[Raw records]
============================================================

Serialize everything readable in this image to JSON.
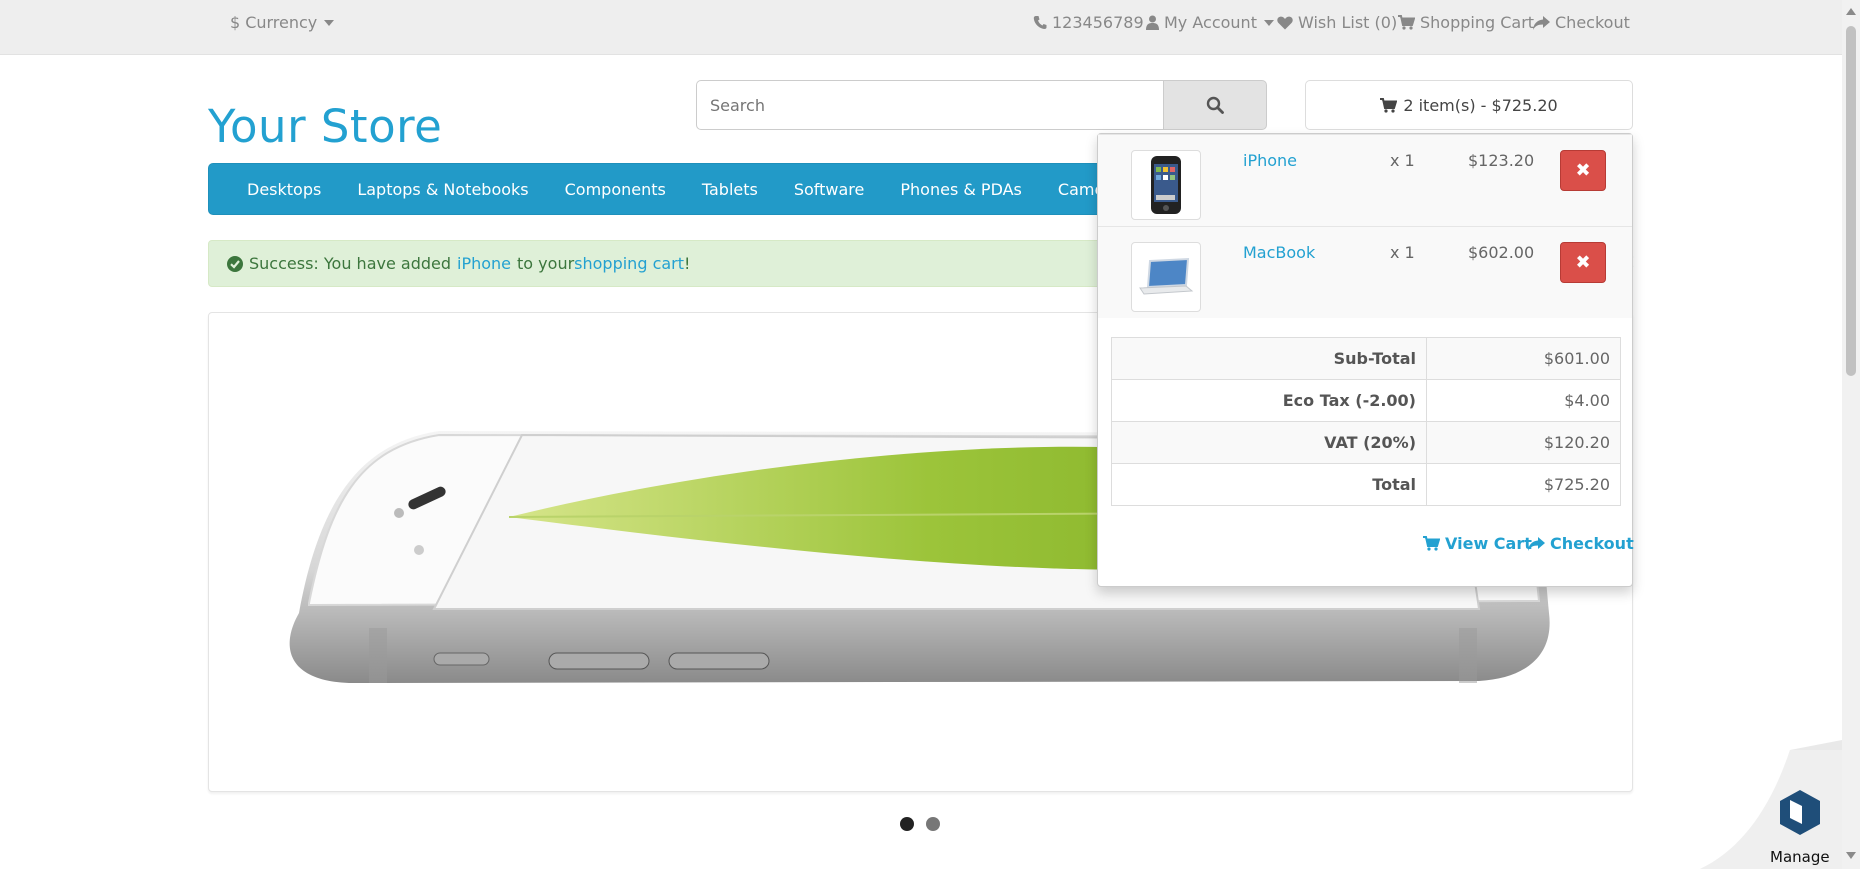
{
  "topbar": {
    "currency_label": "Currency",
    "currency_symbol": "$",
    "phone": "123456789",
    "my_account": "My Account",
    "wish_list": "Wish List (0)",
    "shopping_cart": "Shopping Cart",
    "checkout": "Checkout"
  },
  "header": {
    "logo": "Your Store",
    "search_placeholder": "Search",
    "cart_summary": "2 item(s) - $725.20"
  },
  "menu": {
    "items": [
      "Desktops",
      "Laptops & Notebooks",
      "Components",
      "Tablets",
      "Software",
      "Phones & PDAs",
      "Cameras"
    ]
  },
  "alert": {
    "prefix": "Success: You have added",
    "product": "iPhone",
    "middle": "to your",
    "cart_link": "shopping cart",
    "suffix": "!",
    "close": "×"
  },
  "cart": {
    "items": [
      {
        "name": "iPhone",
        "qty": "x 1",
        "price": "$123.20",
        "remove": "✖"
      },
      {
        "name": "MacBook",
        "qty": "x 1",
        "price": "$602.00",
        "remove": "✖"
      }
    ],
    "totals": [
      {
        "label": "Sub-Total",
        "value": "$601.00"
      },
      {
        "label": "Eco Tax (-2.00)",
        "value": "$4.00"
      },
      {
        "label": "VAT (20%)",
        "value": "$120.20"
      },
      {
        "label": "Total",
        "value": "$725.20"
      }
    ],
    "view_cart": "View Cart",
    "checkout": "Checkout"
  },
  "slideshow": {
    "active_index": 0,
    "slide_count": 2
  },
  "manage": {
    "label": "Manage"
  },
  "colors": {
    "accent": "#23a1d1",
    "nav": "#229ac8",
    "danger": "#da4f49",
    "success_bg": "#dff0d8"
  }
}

============================================================

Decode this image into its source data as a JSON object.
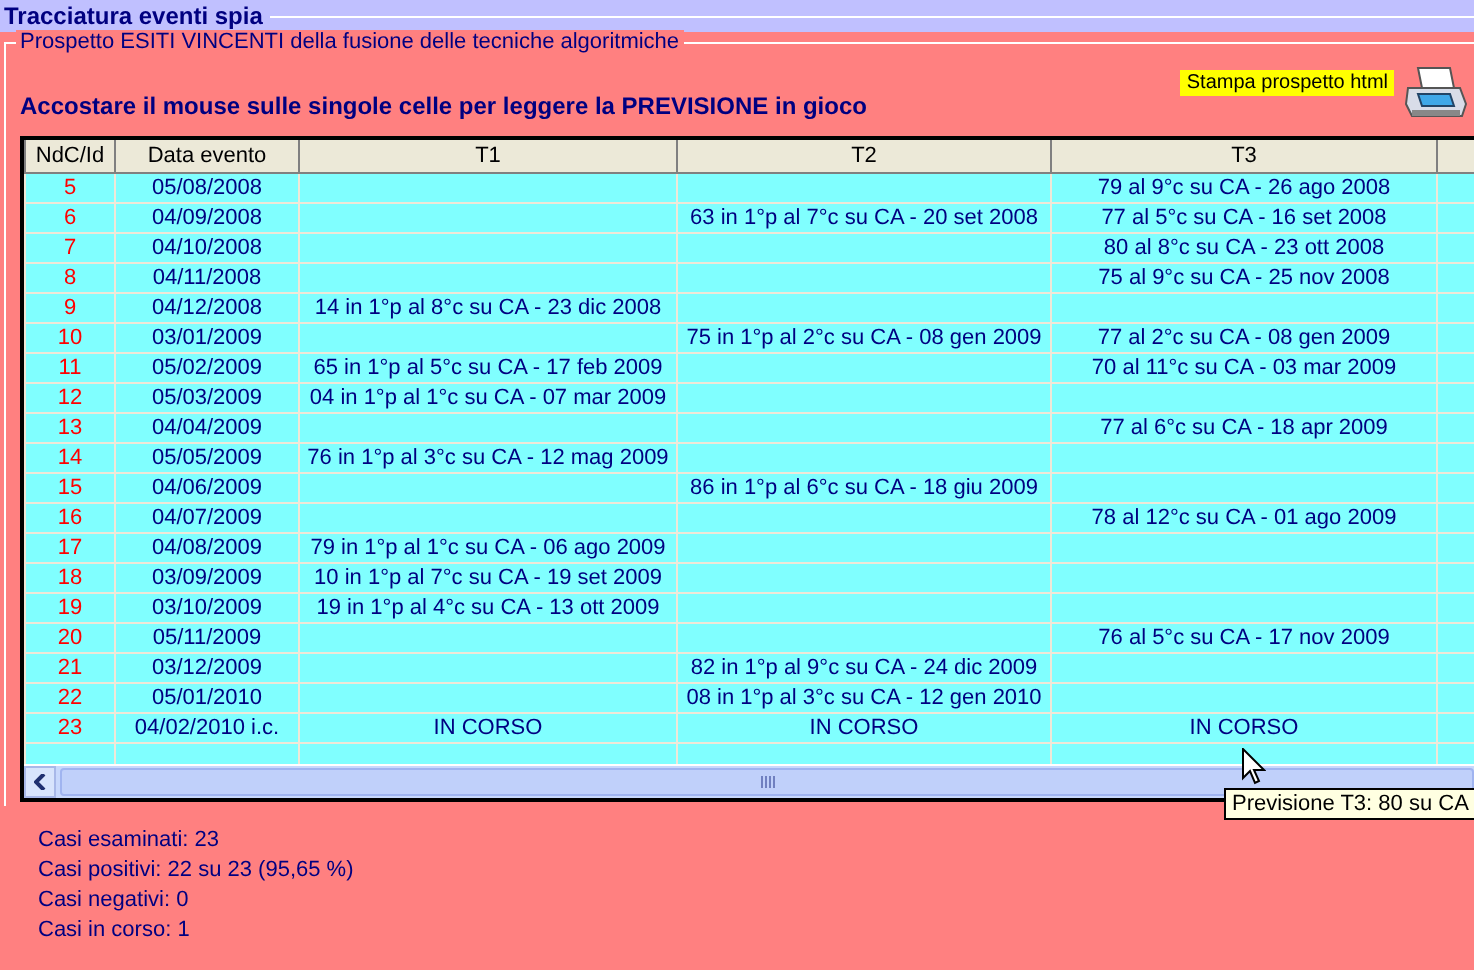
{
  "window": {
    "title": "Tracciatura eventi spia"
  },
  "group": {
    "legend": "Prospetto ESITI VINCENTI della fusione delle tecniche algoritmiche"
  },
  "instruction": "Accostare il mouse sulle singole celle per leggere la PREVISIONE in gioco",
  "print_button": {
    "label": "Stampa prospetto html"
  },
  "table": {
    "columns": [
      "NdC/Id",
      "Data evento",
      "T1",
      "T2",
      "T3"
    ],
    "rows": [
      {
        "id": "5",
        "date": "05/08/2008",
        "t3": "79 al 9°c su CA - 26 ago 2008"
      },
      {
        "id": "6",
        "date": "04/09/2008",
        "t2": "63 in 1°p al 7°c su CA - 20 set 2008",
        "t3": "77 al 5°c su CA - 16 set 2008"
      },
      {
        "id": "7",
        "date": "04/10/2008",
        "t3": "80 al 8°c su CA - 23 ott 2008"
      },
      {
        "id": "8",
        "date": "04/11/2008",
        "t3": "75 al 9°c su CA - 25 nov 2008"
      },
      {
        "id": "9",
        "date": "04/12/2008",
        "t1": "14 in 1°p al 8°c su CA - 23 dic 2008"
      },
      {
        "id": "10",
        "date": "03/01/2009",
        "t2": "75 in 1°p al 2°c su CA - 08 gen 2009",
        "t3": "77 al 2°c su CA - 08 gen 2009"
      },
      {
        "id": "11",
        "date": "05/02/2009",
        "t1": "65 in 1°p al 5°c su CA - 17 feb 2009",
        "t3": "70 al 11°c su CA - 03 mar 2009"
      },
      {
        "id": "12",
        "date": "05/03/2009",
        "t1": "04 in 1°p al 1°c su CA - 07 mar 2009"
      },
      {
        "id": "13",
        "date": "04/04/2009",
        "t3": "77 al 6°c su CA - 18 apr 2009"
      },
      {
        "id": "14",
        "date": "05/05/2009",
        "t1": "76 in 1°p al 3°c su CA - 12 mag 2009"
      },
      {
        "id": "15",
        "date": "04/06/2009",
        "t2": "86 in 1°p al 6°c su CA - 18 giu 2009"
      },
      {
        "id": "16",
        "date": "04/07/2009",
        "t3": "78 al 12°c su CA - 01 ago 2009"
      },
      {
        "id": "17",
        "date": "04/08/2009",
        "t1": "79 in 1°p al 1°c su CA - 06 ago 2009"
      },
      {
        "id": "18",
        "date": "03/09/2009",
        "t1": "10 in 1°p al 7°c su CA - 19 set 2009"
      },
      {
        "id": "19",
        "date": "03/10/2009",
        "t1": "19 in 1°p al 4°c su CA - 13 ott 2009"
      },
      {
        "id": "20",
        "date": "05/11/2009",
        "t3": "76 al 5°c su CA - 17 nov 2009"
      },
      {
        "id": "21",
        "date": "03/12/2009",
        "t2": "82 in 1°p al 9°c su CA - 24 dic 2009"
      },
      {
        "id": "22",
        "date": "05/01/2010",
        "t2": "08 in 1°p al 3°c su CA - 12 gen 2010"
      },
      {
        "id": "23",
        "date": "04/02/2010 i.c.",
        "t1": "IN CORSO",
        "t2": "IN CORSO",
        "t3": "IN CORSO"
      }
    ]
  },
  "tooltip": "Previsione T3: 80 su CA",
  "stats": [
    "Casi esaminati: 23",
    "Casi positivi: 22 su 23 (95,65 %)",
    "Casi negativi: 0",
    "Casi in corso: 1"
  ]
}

============================================================

• _Problem to solve_
Find the word "this" in the material, then list each line that holds it.

• _Full response_
Serialize everything readable in this image to JSON.
Decode this image into its source data as a JSON object.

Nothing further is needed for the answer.